What is required: Print the entries in full, word for word, but not the pictures.

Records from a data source

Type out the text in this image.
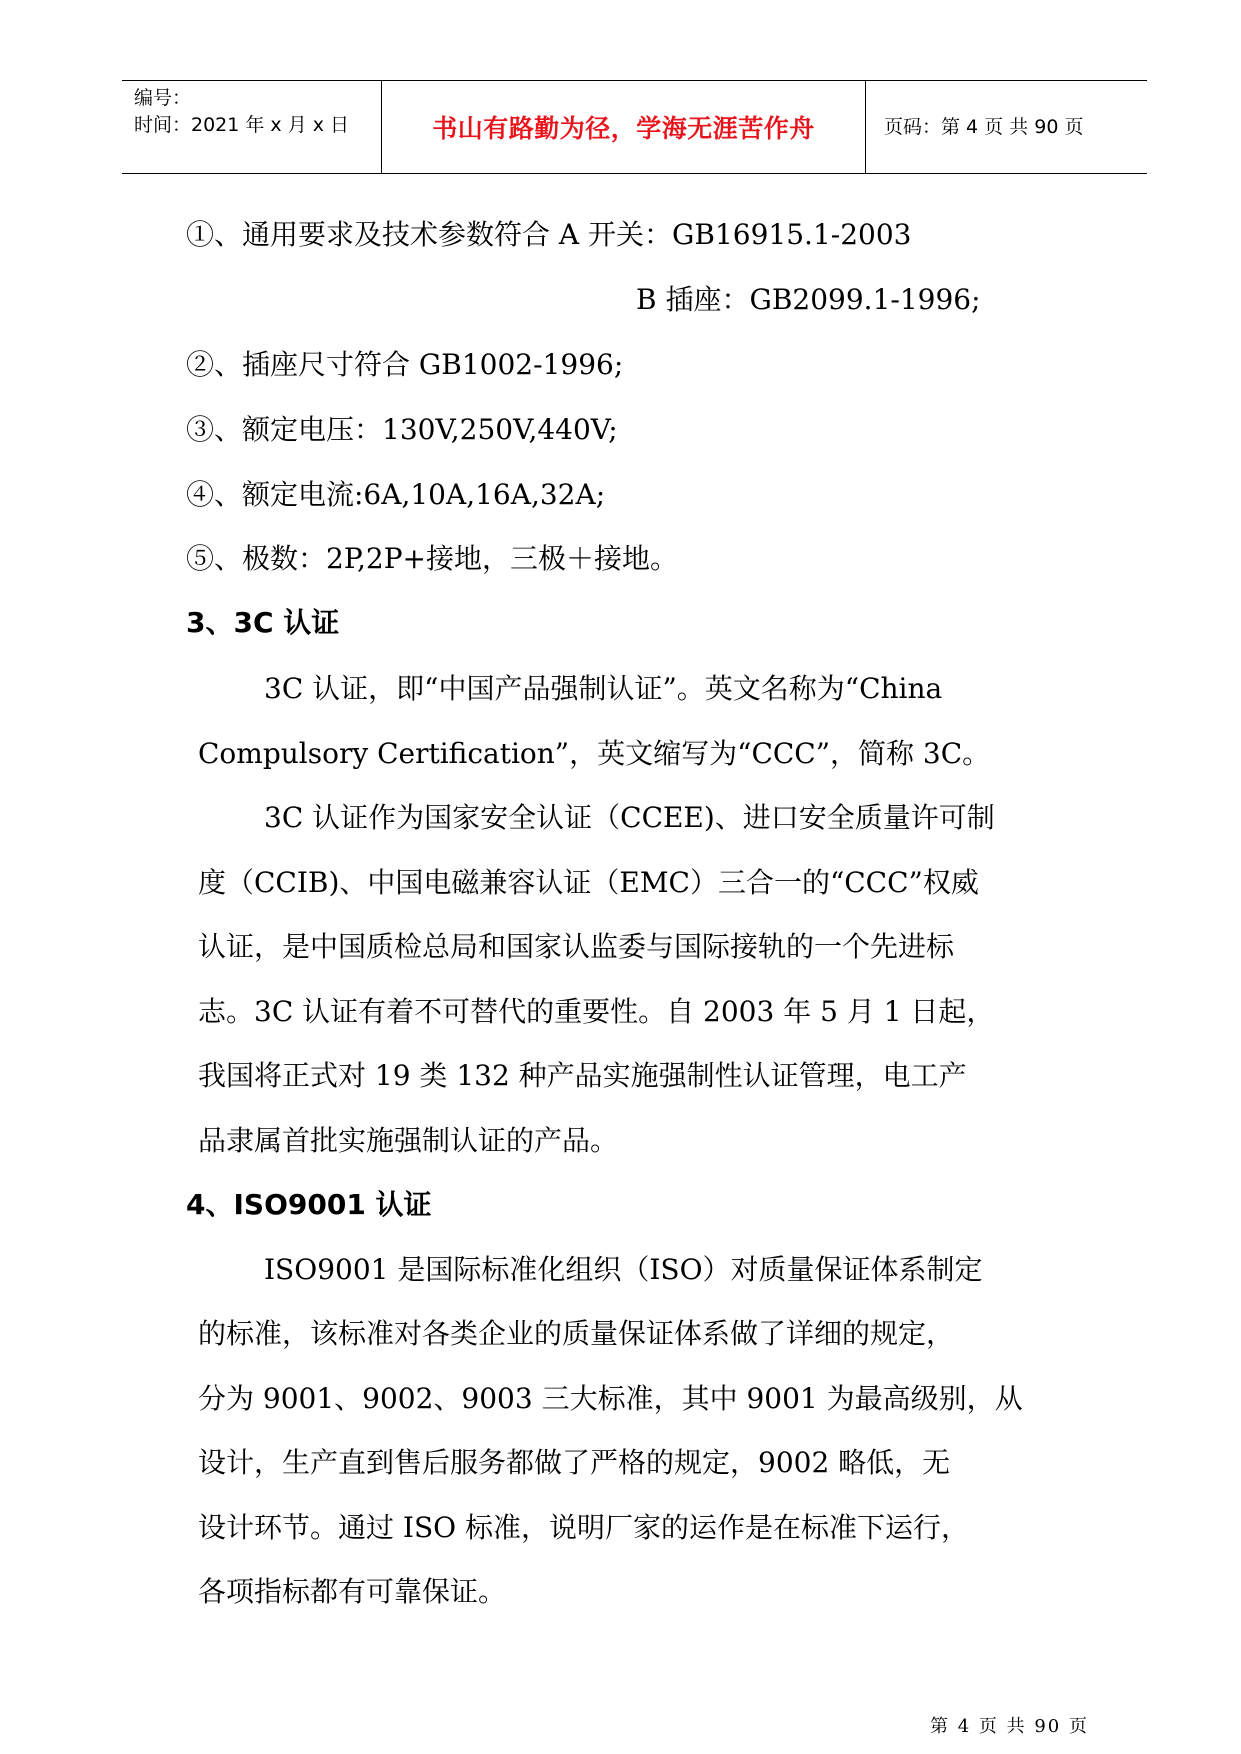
编号：
时间：2021 年 x 月 x 日	书山有路勤为径，学海无涯苦作舟	页码：第 4 页 共 90 页
①、通用要求及技术参数符合 A 开关：GB16915.1-2003
B 插座：GB2099.1-1996;
②、插座尺寸符合 GB1002-1996;
③、额定电压：130V,250V,440V;
④、额定电流:6A,10A,16A,32A;
⑤、极数：2P,2P+接地，三极＋接地。
3、3C 认证
3C 认证，即“中国产品强制认证”。英文名称为“China
Compulsory Certification”，英文缩写为“CCC”，简称 3C。
3C 认证作为国家安全认证（CCEE)、进口安全质量许可制
度（CCIB)、中国电磁兼容认证（EMC）三合一的“CCC”权威
认证，是中国质检总局和国家认监委与国际接轨的一个先进标
志。3C 认证有着不可替代的重要性。自 2003 年 5 月 1 日起，
我国将正式对 19 类 132 种产品实施强制性认证管理，电工产
品隶属首批实施强制认证的产品。
4、ISO9001 认证
ISO9001 是国际标准化组织（ISO）对质量保证体系制定
的标准，该标准对各类企业的质量保证体系做了详细的规定，
分为 9001、9002、9003 三大标准，其中 9001 为最高级别，从
设计，生产直到售后服务都做了严格的规定，9002 略低，无
设计环节。通过 ISO 标准，说明厂家的运作是在标准下运行，
各项指标都有可靠保证。
第 4 页 共 90 页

Expected answer:
Type out the text in this image.
编号：
时间：2021 年 x 月 x 日	书山有路勤为径，学海无涯苦作舟	页码：第 4 页 共 90 页
①、通用要求及技术参数符合 A 开关：GB16915.1-2003
B 插座：GB2099.1-1996;
②、插座尺寸符合 GB1002-1996;
③、额定电压：130V,250V,440V;
④、额定电流:6A,10A,16A,32A;
⑤、极数：2P,2P+接地，三极＋接地。
3、3C 认证
3C 认证，即“中国产品强制认证”。英文名称为“China
Compulsory Certification”，英文缩写为“CCC”，简称 3C。
3C 认证作为国家安全认证（CCEE)、进口安全质量许可制
度（CCIB)、中国电磁兼容认证（EMC）三合一的“CCC”权威
认证，是中国质检总局和国家认监委与国际接轨的一个先进标
志。3C 认证有着不可替代的重要性。自 2003 年 5 月 1 日起，
我国将正式对 19 类 132 种产品实施强制性认证管理，电工产
品隶属首批实施强制认证的产品。
4、ISO9001 认证
ISO9001 是国际标准化组织（ISO）对质量保证体系制定
的标准，该标准对各类企业的质量保证体系做了详细的规定，
分为 9001、9002、9003 三大标准，其中 9001 为最高级别，从
设计，生产直到售后服务都做了严格的规定，9002 略低，无
设计环节。通过 ISO 标准，说明厂家的运作是在标准下运行，
各项指标都有可靠保证。
第 4 页 共 90 页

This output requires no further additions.